=== Requirements ===
Only the lines from the one containing "Extract all readable text from this page." through the last line below should be written out, exactly and with both ends kept.

**********

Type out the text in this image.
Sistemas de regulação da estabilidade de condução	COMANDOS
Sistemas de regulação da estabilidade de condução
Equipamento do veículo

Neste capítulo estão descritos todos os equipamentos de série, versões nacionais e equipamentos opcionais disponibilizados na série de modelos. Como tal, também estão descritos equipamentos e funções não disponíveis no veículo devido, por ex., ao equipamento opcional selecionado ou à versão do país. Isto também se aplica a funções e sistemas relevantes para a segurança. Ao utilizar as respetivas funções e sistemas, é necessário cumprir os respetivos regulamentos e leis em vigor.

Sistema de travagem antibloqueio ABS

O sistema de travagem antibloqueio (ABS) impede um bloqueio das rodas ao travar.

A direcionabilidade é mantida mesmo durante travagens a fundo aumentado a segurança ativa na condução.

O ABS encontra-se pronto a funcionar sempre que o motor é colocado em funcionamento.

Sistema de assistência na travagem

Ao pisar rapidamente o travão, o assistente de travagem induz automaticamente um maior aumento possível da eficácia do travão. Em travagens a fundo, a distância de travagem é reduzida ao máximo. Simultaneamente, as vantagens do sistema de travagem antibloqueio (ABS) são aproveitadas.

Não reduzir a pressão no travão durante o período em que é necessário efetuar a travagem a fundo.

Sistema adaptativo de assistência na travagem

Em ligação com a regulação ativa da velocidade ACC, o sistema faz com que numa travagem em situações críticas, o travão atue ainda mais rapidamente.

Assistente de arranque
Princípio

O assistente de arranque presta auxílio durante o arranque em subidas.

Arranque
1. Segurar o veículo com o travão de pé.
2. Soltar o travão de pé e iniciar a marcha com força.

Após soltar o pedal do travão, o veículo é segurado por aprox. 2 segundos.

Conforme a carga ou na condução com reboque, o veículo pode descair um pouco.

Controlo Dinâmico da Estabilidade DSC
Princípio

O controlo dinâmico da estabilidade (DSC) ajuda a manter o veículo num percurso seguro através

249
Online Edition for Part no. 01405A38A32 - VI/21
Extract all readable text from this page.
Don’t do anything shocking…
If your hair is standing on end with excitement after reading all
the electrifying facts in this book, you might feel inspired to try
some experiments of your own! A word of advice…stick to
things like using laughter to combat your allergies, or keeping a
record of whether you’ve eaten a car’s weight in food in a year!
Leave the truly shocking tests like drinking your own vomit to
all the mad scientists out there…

**********

=== Task answer ===
Extract all readable text from this page.
Don’t do anything shocking…
If your hair is standing on end with excitement after reading all
the electrifying facts in this book, you might feel inspired to try
some experiments of your own! A word of advice…stick to
things like using laughter to combat your allergies, or keeping a
record of whether you’ve eaten a car’s weight in food in a year!
Leave the truly shocking tests like drinking your own vomit to
all the mad scientists out there…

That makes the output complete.